GIVEN PROBLEM
What is the number of lines in these entries that include "S₁断开"? Write that number and no other text.

TASK DATA

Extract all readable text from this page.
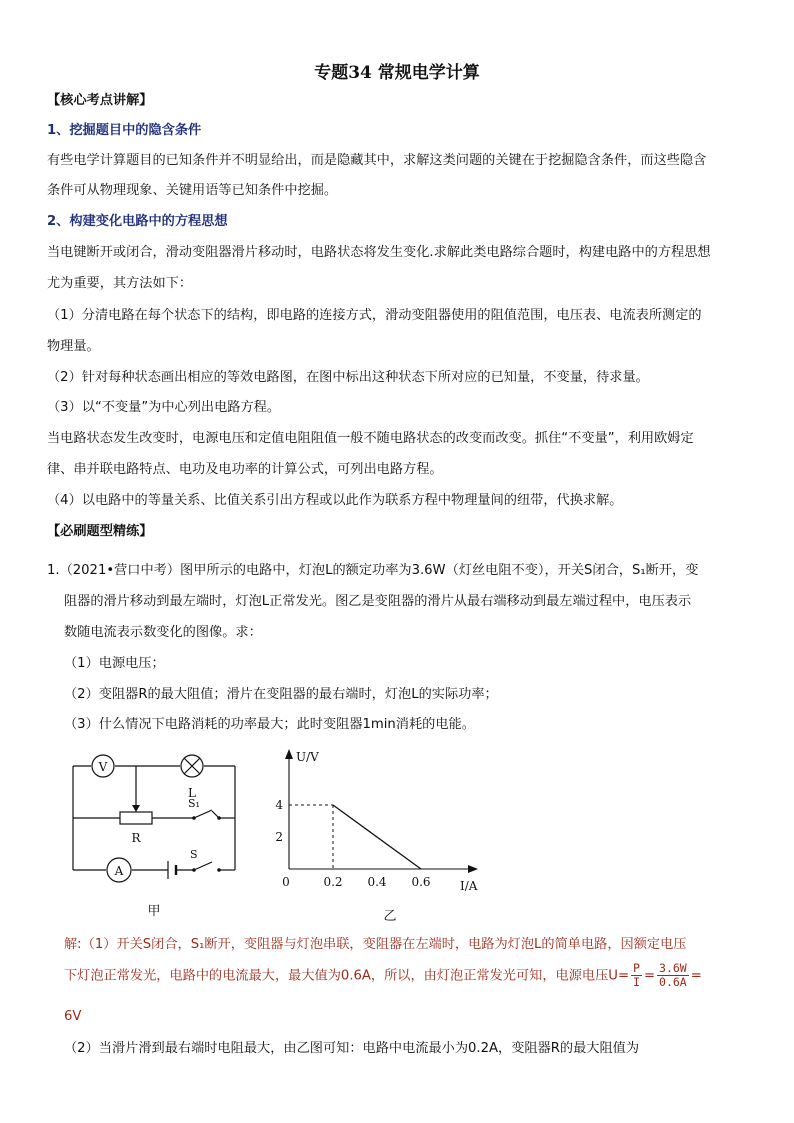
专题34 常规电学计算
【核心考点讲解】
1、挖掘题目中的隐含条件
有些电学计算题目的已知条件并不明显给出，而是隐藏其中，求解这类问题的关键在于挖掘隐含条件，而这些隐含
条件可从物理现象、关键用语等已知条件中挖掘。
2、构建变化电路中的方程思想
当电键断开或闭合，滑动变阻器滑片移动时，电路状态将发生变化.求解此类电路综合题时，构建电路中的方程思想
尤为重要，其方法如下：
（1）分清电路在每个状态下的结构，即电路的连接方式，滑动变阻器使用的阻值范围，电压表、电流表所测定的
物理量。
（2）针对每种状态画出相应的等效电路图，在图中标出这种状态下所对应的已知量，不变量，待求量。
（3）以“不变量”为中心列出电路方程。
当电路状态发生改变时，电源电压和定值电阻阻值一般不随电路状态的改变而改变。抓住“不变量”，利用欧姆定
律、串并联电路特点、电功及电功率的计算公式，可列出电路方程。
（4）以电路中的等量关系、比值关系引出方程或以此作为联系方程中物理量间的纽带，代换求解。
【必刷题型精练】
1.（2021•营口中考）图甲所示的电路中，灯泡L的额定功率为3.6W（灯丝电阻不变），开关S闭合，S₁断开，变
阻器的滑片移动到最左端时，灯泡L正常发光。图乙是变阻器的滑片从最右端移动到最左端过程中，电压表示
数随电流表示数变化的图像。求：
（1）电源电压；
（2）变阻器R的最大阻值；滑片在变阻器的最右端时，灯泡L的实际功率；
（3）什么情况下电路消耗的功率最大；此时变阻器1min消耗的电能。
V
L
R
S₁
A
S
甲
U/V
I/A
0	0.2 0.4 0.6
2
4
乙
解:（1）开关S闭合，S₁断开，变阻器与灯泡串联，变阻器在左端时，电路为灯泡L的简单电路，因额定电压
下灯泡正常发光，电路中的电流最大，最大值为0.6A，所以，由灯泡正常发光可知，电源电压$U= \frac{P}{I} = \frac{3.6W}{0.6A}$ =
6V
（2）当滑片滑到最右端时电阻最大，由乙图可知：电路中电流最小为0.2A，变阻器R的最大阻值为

RESULT FOR THIS TASK
2